━━━━━ EXCERPTED PASSAGE ━━━━━

My hopes were sky-high from when we first booked our spot to the moment we boarded our plane. The SCAA Event was uncharted territory for me, a fantastical land that promised endless fun and fraternization. And, boy, did it deliver!
Booth 1075 was our home base for four long days and from these headquarters a beacon of primawesomeness shone forth. If you weren't around for it, I'll treat you to the full tour.
On the floor
I was overwhelmed and overjoyed by the energy that surrounded our booth all weekend. 'Spro was slung, friends were made, and many a wide-eyed wanderer rushed the Prima Tamp test station. With the chance to get their hands on the tamper, critics became converts before my eyes — a real thrill to watch. The Prima Tamp also made appearances in the Innovation Showcase, Best New Product Competition, and Sprudge's "5 Sexy New Products at SCAA 2013" list.
Our latest original product also made its debut at the booth: the Prima Stand. We worked with a local carpenter in Louisville to craft a gorgeous pour over stand that fits on several popular scales. And, boy, does she look good.
Running the booth wasn't, by any means, a solo act. Besides the Prima team, I had the privilege of working with some of our favorite baristas and coffee roasters right in our space. Thanks to our friends at Barismo, 4A, Crema, Greenway, Quills, Dogwood, and Sunergos, we cranked out cup after cup all weekend. I even got to hang with Gustavo, a producer at a farm in Huehuetenango, Guatemala that sells its coffee to Barismo.

━━━━━ SOURCE EXCERPT ━━━━━

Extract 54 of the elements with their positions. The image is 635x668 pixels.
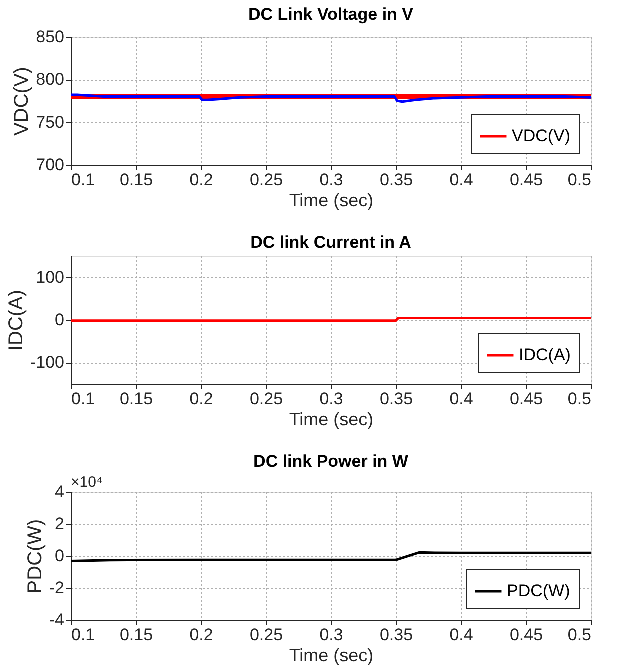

━━━━━

WRITTEN REQUEST:
Pick up the post about the booth at the SCAA Event right after its last sentence and extend it by a few more paragraphs.

TASK RESPONSE:
The floor was packed with pretty new toys. Innovation in espresso prep seems to be the thing right now and I got to play with some neat gear that's barely, if even, on the market. La Marzocco, Astoria, Unic, Baratza, and Breville all had fresh, fancy machines to show off, and both Baratza and Breville walked away with "Best New Product" awards at the end of the weekend. But, in the espresso arena, Modbar stole the show. Counter Culture flaunted a sexy reimagination of espresso and pour over setups that drew crowds all day, every day. Modular equipment could mean big changes for cafe aesthetic, barflow, and customer interaction, so I'm curious to see where this goes.
Out the door
For a change of pace, I made a few trips to the Activities Hall, where anxious baristas prepared their routines and caffeinated onlookers cheered. As the Barista Comp, Brewer's Cup, and Cup Taster's raged on, a new contest was picking up speed. Debuting this year, the latte art exhibition pitted baristas against each other and themselves, challenging the versatility and repeatability of their skills. The event drew some top-notch talent, but none held up against Kenny Smith from Louisville's Sunergos Coffee. Kenny took home a Dalla Corte home espresso machine and, along with the other top competitors, a Prima Tamp.
Upstairs, we teamed up with Kalita, La Marzocco, Baratza, and Marco to set up a satellite cafe in the main lobby. Baristas from around the country came to man the station for the entire show and, boy, did they bring the goods. This complete pour over and espresso service, accented by Prima Tamps and Stands, delivered some of the best coffee I had all weekend.
Finally, I made it out of the convention center. Parties were in no short supply, but my favorite evening was spent at Counter Culture's Boston Training Center, where we hosted a rager with CCC and La Marzocco. Cocktails in hand, we danced atop the cupping table until Boston's finest showed up to shut her down. (Why? I've not yet learned.) Sprudge has the rest on SCAA parties, most of which I can confirm were awesome.
Undoubtedly, the highlight of the weekend was what my friend Jason Dominy would call a series of #2Dto3D experiences. These days, so many relationships are limited to short, online conversations, so to see that each of these Twitter handles has a smiling face and a hand to shake was a real joy.
A real joy, indeed.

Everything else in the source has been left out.